Problems to work on:
A - Which non-maintenance problems does the opening post of the 328d maintenance thread name?
B - Can you write the next part of the 328d maintenance thread, picking up right after its final line?

Selected text:
::::::

# 328d preventative maintenance discussion



## MelbourneF30 (Apr 9, 2017)

Hello fellow diesel owners. Above are two pictures of my beloved 2014 328d in Melbourne Red Metallic.

I would like to start this thread about preventative maintenance for 328d's in particular.

My car is getting higher in mileage now (66k) and I'm about to make a move from a very warm climate to a much colder one, so I am becoming increasingly concerned about some of the issues I may face.

I will be getting any preventative maintenance that needs done over the next few weeks before the upcoming move.

(Side note) Non-maintenance related problems I've experienced while owning this car:

• NOx sensors - replaced at 57k miles under emissions control warranty 
• Catalytic Converter - out at 61k & needs replaced, it is throwing the engine light (an experienced BMW tech told me it is perfectly fine to drive without replacing... it's a $3k expense to replace, where I live and where I'm moving to doesn't require emissions testing on diesels)
• EGR cooler recall - had it inspected by BMW and apparently mine is one of the affected cars, but they do not have the means to replace it yet

Also, post a picture of your 328d or other BMW diesel models if you own one... would love to see them! Thanks guys


----------



## bmwmerchant (Jan 5, 2019)

Nice car. I live in Canada Very cold here this time of year, some tips for cold climates 
1. Let the car warm up about 2 mins
2. Shut down everything electronic radio heater ect when you cold start need all the power to start the car without straining system.
Enjoy winter driving. I love sending my bimmers in the snow









Sent from my SM-A530W using Tapatalk


----------



## jfxogara (Oct 26, 2012)

Your tech may be thinking about a gas engine car driving with bum catalysts. On a diesel the SCR system can cause all sort of problems if defective, unfortunately. Do you know if it is the SCR system?


----------



## MelbourneF30 (Apr 9, 2017)

bmwmerchant said:


> Nice car. I live in Canada Very cold here this time of year, some tips for cold climates
> 1. Let the car warm up about 2 mins
> 2. Shut down everything electronic radio heater ect when you cold start need all the power to start the car without straining system.
> Enjoy winter driving. I love sending my bimmers in the snow
> ...


Appreciate the tips and awesome shot! Looking forward to it

Sent from my iPhone using Bimmerfest mobile app


----------



## MelbourneF30 (Apr 9, 2017)

::::::

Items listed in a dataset
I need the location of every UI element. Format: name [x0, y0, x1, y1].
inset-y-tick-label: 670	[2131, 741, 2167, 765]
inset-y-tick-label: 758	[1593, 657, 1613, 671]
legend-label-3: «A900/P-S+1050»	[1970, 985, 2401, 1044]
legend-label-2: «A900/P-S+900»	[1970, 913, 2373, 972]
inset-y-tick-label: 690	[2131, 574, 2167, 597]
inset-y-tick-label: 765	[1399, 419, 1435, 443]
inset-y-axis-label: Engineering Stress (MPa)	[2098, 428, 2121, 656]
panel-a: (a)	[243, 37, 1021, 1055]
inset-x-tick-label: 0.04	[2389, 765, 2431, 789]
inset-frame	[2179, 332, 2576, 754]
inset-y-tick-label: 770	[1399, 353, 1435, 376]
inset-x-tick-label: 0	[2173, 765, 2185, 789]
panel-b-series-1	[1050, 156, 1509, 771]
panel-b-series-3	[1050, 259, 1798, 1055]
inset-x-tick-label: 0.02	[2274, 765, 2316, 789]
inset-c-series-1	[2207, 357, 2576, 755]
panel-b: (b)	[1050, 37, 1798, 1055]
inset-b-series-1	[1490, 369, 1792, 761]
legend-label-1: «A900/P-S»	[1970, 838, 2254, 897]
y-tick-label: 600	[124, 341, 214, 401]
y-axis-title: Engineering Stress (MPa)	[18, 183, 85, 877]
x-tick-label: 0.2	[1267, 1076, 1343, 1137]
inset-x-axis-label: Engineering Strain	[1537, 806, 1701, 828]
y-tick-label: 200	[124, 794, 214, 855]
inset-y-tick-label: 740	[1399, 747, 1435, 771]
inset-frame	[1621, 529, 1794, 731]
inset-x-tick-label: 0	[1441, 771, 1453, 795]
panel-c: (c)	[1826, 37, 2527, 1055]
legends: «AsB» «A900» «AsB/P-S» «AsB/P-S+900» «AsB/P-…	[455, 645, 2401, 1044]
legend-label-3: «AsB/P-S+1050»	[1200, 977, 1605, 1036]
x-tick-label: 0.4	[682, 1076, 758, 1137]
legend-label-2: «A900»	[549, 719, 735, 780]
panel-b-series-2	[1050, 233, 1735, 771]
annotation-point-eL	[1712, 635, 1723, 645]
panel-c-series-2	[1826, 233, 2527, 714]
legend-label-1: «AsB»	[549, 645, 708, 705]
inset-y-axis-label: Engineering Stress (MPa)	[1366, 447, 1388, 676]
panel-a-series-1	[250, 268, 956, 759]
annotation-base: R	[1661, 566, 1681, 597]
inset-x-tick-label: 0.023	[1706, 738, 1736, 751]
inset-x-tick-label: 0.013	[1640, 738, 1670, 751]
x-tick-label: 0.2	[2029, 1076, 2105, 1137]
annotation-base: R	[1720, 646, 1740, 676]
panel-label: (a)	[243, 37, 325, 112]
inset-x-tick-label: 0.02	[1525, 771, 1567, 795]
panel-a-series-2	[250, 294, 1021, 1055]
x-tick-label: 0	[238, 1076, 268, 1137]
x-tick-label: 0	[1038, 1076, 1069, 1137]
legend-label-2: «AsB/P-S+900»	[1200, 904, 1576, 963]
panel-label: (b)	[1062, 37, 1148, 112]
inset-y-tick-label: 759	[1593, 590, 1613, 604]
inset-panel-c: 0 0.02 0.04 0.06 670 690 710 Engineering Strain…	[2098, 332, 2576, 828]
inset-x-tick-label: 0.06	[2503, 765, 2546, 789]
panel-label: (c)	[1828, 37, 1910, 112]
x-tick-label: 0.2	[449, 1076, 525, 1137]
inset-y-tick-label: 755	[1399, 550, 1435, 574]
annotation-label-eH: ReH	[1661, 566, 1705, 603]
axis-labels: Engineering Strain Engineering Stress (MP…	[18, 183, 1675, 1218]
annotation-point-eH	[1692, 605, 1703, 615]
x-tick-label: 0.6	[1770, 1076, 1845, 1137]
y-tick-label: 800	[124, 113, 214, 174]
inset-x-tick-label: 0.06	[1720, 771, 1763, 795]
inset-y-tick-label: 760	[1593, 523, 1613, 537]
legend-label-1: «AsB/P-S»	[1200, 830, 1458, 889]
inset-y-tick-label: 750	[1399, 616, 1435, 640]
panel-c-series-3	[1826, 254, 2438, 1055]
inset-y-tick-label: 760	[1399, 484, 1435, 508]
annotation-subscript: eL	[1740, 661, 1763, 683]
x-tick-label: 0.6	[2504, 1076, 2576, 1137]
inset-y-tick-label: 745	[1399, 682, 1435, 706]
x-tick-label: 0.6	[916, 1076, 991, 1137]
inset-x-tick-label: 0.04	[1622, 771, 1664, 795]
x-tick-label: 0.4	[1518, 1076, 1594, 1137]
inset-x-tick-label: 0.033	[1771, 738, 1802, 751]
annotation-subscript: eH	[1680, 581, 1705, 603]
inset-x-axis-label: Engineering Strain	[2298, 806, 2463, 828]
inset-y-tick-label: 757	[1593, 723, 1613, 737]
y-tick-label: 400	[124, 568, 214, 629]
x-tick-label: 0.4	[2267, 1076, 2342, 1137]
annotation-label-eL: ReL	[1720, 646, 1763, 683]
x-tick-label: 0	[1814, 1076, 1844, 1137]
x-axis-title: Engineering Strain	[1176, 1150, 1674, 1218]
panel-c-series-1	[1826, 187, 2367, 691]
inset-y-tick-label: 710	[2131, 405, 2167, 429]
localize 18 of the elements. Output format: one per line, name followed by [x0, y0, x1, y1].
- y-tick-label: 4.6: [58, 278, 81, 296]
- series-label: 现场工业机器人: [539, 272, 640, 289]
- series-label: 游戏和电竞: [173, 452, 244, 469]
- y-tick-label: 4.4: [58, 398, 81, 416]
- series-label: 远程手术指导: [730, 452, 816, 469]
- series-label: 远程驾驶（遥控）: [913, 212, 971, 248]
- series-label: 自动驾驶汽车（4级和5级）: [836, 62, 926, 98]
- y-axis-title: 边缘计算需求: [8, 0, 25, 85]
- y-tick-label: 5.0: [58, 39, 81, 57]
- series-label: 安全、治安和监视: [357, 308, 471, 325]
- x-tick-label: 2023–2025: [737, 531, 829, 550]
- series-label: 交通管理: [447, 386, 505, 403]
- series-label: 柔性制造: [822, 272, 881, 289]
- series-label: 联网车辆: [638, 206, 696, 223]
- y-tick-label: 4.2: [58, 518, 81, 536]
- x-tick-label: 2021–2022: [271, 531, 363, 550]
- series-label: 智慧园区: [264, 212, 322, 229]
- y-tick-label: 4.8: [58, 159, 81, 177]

::::::

Responses:
A -
- NOx sensors
- Catalytic converter
- EGR cooler recall

B -
jfxogara said:


> Your tech may be thinking about a gas engine car driving with bum catalysts. On a diesel the SCR system can cause all sort of problems if defective, unfortunately. Do you know if it is the SCR system?


Yes. I am positive it's not the SCR

Sent from my iPhone using Bimmerfest mobile app


----------



## FredoinSF (Nov 29, 2009)

What you listed are not maintenance items. They’re repairs due to failed components that should have lasted much longer. Nothing to do with weather either. 
Maintenance is fluid and filter changes that are done to extend the life of the components they are meant to protect from wear. 
So, is this about repairs or maintenance?


Sent from my iPad using Bimmerfest


----------



## MelbourneF30 (Apr 9, 2017)

FredoinSF said:


> What you listed are not maintenance items. They're repairs due to failed components that should have lasted much longer. Nothing to do with weather either.
> Maintenance is fluid and filter changes that are done to extend the life of the components they are meant to protect from wear.
> So, is this about repairs or maintenance?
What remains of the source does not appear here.